Job: Every record below should be printed exactly as given.

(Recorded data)
-=-=-=-=-
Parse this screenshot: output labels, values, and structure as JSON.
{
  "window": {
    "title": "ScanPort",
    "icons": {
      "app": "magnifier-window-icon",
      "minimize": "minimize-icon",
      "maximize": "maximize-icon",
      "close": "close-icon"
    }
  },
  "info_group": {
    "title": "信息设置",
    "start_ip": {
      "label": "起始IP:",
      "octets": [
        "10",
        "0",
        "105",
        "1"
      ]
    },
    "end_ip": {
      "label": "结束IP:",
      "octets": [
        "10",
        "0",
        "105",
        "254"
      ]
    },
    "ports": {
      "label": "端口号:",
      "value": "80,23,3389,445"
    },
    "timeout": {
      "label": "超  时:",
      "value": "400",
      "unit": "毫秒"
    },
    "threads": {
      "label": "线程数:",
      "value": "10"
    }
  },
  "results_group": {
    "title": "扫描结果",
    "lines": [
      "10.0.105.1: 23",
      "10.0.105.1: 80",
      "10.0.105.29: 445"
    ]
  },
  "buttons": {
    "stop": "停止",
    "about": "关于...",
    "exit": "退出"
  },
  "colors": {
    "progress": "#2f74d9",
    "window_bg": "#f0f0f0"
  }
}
-=-=-=-=-
Output:
Parse this screenshot: output labels, values, and structure as JSON.
{
  "window": {
    "title": "ScanPort",
    "icons": {
      "app": "magnifier-window-icon",
      "minimize": "minimize-icon",
      "maximize": "maximize-icon",
      "close": "close-icon"
    }
  },
  "info_group": {
    "title": "信息设置",
    "start_ip": {
      "label": "起始IP:",
      "octets": [
        "10",
        "0",
        "105",
        "1"
      ]
    },
    "end_ip": {
      "label": "结束IP:",
      "octets": [
        "10",
        "0",
        "105",
        "254"
      ]
    },
    "ports": {
      "label": "端口号:",
      "value": "80,23,3389,445"
    },
    "timeout": {
      "label": "超  时:",
      "value": "400",
      "unit": "毫秒"
    },
    "threads": {
      "label": "线程数:",
      "value": "10"
    }
  },
  "results_group": {
    "title": "扫描结果",
    "lines": [
      "10.0.105.1: 23",
      "10.0.105.1: 80",
      "10.0.105.29: 445"
    ]
  },
  "buttons": {
    "stop": "停止",
    "about": "关于...",
    "exit": "退出"
  },
  "colors": {
    "progress": "#2f74d9",
    "window_bg": "#f0f0f0"
  }
}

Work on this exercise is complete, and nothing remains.